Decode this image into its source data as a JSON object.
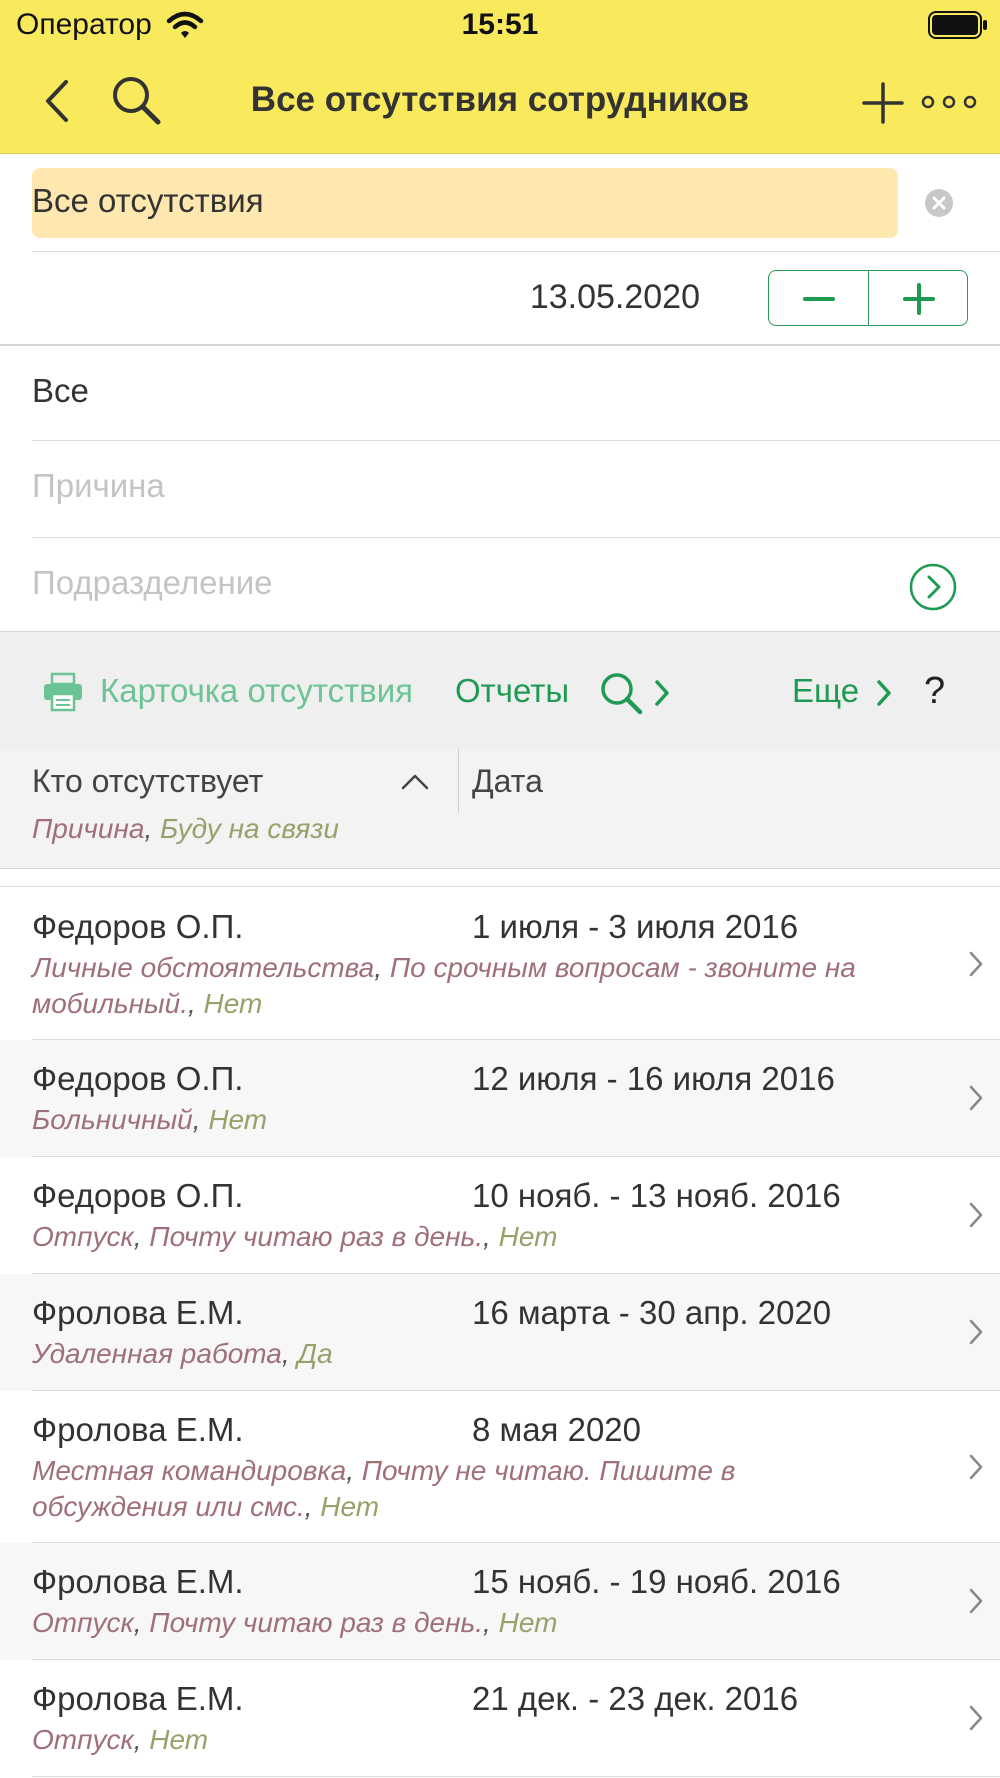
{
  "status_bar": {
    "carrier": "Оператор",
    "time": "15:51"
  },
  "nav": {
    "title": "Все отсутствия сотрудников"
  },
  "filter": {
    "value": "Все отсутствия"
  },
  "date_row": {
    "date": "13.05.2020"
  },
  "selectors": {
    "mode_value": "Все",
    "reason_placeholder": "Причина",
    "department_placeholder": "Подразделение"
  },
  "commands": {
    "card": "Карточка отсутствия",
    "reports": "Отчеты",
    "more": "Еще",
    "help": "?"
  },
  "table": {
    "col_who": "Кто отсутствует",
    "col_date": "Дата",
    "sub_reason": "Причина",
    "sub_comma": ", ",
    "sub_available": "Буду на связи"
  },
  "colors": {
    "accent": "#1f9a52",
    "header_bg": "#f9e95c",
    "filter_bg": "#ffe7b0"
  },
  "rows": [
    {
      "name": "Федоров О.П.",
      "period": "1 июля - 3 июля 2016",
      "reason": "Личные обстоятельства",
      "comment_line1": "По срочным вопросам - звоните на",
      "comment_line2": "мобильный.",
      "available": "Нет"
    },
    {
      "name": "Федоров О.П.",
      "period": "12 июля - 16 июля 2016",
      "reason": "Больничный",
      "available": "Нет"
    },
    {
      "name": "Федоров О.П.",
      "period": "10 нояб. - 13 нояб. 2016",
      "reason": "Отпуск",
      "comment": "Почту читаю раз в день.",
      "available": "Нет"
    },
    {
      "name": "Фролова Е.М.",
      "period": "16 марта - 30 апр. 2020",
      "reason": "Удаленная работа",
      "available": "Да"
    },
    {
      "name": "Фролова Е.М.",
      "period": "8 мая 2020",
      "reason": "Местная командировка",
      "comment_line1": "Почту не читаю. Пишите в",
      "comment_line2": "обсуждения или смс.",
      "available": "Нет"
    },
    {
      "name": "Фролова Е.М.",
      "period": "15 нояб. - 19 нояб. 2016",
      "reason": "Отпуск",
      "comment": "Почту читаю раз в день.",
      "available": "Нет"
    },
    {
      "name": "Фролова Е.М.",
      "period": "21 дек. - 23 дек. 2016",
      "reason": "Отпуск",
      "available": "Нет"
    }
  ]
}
——
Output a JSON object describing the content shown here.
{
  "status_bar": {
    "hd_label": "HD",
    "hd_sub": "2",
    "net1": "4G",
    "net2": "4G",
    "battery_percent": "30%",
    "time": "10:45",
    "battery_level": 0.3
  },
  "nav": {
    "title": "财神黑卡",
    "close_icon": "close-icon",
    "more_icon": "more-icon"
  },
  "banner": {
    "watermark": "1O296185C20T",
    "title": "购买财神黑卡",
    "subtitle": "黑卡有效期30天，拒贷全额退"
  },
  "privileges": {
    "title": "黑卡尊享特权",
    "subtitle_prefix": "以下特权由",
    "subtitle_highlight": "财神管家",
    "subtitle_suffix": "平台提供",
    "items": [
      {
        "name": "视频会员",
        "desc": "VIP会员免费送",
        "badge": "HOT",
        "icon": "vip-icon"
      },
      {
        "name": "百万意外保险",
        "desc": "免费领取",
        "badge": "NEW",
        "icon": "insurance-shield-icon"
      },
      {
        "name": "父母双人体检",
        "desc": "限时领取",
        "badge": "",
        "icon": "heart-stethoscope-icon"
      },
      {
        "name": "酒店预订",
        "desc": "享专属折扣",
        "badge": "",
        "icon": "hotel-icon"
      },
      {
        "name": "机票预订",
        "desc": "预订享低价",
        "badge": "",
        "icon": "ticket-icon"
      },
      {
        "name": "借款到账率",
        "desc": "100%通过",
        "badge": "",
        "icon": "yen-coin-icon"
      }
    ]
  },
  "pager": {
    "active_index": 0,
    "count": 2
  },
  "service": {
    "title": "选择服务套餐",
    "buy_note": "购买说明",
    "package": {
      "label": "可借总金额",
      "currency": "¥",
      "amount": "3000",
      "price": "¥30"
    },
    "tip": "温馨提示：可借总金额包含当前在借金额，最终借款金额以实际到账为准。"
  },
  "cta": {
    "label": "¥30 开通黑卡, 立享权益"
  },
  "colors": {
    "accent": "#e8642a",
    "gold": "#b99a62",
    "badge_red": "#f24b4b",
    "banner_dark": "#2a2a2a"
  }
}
——
Instructions for the task:
Looking at the records above, work out how many lines include the string "отсутствия". Give the number and nothing else.

Full solution:
3